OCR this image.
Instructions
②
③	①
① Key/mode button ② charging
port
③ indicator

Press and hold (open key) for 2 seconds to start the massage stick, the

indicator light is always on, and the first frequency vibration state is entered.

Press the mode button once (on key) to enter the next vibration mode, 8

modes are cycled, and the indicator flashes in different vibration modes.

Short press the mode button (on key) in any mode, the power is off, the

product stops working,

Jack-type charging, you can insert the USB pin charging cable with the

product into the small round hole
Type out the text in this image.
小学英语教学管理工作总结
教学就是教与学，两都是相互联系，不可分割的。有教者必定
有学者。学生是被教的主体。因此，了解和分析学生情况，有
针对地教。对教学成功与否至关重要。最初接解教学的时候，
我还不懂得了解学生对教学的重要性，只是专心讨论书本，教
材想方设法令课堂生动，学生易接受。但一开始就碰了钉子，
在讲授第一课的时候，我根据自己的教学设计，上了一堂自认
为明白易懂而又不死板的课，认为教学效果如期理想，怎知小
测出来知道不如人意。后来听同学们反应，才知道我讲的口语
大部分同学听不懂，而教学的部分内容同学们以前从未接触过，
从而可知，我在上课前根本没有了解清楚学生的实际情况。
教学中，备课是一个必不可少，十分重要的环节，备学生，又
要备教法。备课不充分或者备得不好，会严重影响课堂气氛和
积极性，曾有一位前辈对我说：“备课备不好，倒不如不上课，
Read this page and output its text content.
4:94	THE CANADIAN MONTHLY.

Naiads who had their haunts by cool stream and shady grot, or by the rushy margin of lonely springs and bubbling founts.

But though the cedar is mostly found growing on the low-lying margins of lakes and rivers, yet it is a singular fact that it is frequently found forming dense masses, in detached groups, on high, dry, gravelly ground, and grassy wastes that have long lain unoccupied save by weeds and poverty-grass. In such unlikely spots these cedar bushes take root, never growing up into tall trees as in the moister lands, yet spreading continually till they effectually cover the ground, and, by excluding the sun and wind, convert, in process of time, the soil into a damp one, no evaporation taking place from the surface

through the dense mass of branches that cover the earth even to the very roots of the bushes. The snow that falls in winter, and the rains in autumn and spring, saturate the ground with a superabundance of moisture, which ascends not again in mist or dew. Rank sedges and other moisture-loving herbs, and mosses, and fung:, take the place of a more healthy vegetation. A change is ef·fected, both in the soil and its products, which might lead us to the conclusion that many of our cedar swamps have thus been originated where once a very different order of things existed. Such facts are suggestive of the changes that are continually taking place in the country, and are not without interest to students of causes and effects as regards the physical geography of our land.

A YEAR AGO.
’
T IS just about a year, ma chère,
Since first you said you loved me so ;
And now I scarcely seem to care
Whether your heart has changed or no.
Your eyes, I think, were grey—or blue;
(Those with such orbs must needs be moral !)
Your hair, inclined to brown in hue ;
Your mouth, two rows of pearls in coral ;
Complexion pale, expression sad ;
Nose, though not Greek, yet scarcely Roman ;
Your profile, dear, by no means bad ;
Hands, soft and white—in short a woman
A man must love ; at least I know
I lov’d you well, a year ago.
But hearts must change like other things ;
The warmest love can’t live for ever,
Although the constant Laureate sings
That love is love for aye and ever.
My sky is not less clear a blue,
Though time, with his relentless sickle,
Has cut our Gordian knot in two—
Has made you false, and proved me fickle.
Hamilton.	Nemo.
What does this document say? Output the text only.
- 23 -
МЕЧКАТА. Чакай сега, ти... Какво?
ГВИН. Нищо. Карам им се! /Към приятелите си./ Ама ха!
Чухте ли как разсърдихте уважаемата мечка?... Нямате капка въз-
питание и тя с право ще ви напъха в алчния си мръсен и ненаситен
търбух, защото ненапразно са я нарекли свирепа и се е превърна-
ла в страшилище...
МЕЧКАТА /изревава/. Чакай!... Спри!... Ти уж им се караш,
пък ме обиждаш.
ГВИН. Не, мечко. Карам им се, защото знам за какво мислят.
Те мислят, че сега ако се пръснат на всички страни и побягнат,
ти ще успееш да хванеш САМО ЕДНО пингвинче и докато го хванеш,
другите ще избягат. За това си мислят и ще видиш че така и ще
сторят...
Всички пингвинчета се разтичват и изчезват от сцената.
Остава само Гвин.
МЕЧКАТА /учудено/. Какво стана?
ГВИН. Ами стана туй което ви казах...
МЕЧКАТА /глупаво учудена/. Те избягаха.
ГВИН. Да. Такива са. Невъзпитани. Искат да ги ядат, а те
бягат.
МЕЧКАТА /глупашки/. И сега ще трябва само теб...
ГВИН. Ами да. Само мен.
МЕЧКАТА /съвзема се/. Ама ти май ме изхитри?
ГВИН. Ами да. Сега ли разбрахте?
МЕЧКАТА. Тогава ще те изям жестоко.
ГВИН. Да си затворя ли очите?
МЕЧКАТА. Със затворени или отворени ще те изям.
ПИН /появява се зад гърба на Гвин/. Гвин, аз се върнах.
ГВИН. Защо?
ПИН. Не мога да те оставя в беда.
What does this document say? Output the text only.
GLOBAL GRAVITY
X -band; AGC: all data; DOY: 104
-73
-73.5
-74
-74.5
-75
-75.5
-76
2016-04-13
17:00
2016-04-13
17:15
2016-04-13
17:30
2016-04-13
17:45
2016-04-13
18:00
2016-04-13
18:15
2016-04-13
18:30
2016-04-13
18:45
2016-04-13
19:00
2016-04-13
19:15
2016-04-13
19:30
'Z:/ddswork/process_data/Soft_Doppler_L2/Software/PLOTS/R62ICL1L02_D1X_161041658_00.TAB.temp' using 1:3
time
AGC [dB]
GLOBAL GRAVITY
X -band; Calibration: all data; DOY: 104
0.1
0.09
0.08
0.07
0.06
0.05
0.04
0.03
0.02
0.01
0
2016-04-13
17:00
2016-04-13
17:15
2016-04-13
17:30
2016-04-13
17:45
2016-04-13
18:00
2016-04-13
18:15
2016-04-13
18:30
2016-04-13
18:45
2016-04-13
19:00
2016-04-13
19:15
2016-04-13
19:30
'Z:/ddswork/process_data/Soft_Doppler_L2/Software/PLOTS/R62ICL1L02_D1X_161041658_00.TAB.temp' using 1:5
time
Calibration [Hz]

━━━━━━━━

= Aim =
Going through the data, tally the lines containing "vibration" and report only the result.

= Result for this exercise =
3